Exercise objective: Output the data exactly, with every line intact.

____ Material supplied

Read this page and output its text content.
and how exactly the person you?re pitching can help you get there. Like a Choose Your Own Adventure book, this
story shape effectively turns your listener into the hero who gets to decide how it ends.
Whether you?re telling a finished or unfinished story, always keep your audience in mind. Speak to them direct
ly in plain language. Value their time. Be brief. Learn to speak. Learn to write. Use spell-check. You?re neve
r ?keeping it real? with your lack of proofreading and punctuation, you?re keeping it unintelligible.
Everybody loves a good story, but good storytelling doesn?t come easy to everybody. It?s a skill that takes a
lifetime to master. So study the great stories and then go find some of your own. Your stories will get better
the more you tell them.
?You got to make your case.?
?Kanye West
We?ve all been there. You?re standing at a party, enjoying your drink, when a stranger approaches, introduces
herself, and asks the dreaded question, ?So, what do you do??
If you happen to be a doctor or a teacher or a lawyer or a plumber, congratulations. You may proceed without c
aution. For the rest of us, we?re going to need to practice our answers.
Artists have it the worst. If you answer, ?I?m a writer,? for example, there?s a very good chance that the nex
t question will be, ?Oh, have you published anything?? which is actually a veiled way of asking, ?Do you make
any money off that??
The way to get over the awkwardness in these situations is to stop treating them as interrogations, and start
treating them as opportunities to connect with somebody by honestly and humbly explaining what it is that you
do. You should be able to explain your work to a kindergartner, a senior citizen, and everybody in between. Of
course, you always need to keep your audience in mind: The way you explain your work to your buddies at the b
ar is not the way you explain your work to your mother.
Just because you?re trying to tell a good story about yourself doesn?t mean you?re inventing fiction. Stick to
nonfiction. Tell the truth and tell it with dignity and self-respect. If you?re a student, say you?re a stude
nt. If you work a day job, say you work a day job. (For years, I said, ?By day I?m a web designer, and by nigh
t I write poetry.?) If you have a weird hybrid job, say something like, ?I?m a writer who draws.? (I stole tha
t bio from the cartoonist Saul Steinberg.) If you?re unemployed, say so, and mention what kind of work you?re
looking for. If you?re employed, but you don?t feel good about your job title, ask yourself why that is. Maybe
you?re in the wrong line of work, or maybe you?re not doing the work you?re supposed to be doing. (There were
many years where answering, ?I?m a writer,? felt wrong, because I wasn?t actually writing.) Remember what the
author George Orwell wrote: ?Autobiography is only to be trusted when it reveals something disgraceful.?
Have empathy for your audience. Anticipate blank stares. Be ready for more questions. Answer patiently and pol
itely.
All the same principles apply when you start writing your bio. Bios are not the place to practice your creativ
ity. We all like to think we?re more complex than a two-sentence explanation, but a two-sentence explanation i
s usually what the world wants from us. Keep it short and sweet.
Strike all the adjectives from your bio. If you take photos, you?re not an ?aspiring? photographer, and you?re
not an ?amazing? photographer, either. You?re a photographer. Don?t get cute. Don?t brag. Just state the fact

________

Reply to the exercise:
Read this page and output its text content.
and how exactly the person you?re pitching can help you get there. Like a Choose Your Own Adventure book, this
story shape effectively turns your listener into the hero who gets to decide how it ends.
Whether you?re telling a finished or unfinished story, always keep your audience in mind. Speak to them direct
ly in plain language. Value their time. Be brief. Learn to speak. Learn to write. Use spell-check. You?re neve
r ?keeping it real? with your lack of proofreading and punctuation, you?re keeping it unintelligible.
Everybody loves a good story, but good storytelling doesn?t come easy to everybody. It?s a skill that takes a
lifetime to master. So study the great stories and then go find some of your own. Your stories will get better
the more you tell them.
?You got to make your case.?
?Kanye West
We?ve all been there. You?re standing at a party, enjoying your drink, when a stranger approaches, introduces
herself, and asks the dreaded question, ?So, what do you do??
If you happen to be a doctor or a teacher or a lawyer or a plumber, congratulations. You may proceed without c
aution. For the rest of us, we?re going to need to practice our answers.
Artists have it the worst. If you answer, ?I?m a writer,? for example, there?s a very good chance that the nex
t question will be, ?Oh, have you published anything?? which is actually a veiled way of asking, ?Do you make
any money off that??
The way to get over the awkwardness in these situations is to stop treating them as interrogations, and start
treating them as opportunities to connect with somebody by honestly and humbly explaining what it is that you
do. You should be able to explain your work to a kindergartner, a senior citizen, and everybody in between. Of
course, you always need to keep your audience in mind: The way you explain your work to your buddies at the b
ar is not the way you explain your work to your mother.
Just because you?re trying to tell a good story about yourself doesn?t mean you?re inventing fiction. Stick to
nonfiction. Tell the truth and tell it with dignity and self-respect. If you?re a student, say you?re a stude
nt. If you work a day job, say you work a day job. (For years, I said, ?By day I?m a web designer, and by nigh
t I write poetry.?) If you have a weird hybrid job, say something like, ?I?m a writer who draws.? (I stole tha
t bio from the cartoonist Saul Steinberg.) If you?re unemployed, say so, and mention what kind of work you?re
looking for. If you?re employed, but you don?t feel good about your job title, ask yourself why that is. Maybe
you?re in the wrong line of work, or maybe you?re not doing the work you?re supposed to be doing. (There were
many years where answering, ?I?m a writer,? felt wrong, because I wasn?t actually writing.) Remember what the
author George Orwell wrote: ?Autobiography is only to be trusted when it reveals something disgraceful.?
Have empathy for your audience. Anticipate blank stares. Be ready for more questions. Answer patiently and pol
itely.
All the same principles apply when you start writing your bio. Bios are not the place to practice your creativ
ity. We all like to think we?re more complex than a two-sentence explanation, but a two-sentence explanation i
s usually what the world wants from us. Keep it short and sweet.
Strike all the adjectives from your bio. If you take photos, you?re not an ?aspiring? photographer, and you?re
not an ?amazing? photographer, either. You?re a photographer. Don?t get cute. Don?t brag. Just state the fact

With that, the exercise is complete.